◆ Requirement: Single out the lines that include the word "организации". Copy them.

◆ Stored data:
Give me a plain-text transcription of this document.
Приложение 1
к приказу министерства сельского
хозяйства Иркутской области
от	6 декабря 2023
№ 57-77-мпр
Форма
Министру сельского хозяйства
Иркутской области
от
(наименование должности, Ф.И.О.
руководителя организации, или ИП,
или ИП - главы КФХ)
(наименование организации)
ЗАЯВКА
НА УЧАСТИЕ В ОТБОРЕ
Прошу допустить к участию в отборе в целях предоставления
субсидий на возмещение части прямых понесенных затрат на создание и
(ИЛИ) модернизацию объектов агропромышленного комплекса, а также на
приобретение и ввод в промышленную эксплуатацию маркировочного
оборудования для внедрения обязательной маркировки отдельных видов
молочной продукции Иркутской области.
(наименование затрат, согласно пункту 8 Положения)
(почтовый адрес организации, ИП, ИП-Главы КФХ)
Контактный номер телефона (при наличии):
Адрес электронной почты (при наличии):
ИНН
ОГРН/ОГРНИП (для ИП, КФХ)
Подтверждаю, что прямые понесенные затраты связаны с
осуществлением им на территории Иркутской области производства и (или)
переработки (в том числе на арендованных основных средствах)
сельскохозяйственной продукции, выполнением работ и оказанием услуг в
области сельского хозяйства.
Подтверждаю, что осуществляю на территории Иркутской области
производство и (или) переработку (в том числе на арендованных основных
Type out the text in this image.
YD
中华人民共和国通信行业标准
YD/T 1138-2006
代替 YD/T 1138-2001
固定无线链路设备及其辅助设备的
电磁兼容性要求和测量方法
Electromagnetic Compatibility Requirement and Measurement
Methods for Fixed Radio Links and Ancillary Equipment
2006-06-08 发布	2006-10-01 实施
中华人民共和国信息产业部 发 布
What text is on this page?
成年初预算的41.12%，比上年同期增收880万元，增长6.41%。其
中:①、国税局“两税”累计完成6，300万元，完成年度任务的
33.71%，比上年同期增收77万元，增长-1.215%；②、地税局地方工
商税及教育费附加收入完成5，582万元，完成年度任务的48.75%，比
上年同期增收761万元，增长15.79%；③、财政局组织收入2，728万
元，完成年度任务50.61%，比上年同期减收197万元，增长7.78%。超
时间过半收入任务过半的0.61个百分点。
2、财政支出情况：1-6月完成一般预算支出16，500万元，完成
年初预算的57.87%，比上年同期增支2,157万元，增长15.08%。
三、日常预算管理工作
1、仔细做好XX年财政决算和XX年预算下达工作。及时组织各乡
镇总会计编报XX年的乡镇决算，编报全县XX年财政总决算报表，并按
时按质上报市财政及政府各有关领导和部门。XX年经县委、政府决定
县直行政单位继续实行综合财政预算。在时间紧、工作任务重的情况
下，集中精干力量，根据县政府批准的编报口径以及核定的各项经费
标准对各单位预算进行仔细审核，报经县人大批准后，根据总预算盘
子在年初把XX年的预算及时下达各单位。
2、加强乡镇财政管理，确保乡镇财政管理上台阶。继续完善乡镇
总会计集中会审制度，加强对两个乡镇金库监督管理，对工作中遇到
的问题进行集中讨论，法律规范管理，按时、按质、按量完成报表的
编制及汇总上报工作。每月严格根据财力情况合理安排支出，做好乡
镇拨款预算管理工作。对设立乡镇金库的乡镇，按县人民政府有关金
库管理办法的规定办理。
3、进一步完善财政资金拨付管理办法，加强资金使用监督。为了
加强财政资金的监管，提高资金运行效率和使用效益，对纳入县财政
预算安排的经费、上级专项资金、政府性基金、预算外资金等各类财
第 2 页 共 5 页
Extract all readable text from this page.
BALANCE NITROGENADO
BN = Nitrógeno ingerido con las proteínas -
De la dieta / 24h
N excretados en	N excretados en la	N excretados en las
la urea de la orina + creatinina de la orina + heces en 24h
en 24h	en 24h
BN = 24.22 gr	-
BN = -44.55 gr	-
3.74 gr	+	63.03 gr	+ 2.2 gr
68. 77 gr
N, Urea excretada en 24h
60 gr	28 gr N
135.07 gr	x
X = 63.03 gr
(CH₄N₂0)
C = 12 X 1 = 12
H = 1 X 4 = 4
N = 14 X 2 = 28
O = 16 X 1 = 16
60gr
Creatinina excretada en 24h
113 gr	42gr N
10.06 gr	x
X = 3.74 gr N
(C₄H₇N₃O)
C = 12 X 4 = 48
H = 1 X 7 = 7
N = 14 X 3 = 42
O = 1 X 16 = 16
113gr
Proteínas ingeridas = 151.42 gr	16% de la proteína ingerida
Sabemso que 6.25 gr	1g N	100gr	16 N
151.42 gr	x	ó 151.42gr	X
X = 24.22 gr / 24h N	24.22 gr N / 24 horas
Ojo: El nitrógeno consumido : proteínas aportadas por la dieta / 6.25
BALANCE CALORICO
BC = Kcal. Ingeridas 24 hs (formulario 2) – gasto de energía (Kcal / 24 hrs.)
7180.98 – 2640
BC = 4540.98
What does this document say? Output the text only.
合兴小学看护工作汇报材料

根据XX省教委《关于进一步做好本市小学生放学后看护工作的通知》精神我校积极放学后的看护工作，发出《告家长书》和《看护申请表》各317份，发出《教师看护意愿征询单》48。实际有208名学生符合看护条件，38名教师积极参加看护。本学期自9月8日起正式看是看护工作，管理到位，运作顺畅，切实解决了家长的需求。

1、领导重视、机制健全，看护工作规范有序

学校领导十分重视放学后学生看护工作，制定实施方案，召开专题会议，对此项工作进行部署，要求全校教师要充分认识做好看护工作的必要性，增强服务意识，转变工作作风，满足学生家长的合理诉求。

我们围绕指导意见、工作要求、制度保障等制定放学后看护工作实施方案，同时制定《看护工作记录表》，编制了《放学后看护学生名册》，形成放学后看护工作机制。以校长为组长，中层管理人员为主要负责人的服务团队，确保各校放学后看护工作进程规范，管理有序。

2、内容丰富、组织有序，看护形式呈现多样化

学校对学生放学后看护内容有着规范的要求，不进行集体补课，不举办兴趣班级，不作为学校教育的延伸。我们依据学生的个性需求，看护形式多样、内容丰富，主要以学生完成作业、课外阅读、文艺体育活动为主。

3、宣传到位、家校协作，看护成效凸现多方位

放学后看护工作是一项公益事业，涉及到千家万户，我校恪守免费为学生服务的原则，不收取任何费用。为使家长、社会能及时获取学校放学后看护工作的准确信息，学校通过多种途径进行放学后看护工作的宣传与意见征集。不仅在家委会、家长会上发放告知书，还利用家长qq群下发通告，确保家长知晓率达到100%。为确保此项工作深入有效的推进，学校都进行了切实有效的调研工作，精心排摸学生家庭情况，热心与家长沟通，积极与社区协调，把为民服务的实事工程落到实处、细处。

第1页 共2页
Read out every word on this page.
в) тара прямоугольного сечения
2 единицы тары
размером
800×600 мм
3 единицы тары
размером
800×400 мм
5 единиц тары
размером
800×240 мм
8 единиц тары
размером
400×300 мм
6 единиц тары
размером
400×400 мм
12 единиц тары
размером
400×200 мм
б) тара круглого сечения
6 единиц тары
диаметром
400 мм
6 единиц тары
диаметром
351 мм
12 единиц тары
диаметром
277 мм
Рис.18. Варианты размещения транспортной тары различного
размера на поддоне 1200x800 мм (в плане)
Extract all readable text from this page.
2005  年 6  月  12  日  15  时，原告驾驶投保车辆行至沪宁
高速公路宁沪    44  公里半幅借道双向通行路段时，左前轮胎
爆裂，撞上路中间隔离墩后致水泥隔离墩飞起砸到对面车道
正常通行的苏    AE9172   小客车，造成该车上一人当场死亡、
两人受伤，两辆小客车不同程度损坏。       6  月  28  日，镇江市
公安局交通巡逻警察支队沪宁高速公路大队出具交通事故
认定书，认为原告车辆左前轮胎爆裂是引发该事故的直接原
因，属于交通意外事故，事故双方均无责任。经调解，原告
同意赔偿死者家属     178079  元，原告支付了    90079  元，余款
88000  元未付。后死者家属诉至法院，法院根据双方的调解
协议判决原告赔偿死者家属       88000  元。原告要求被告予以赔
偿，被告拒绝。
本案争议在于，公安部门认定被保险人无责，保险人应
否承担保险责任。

◆ Output below:
руководителя организации, или ИП,
(наименование организации)
(почтовый адрес организации, ИП, ИП-Главы КФХ)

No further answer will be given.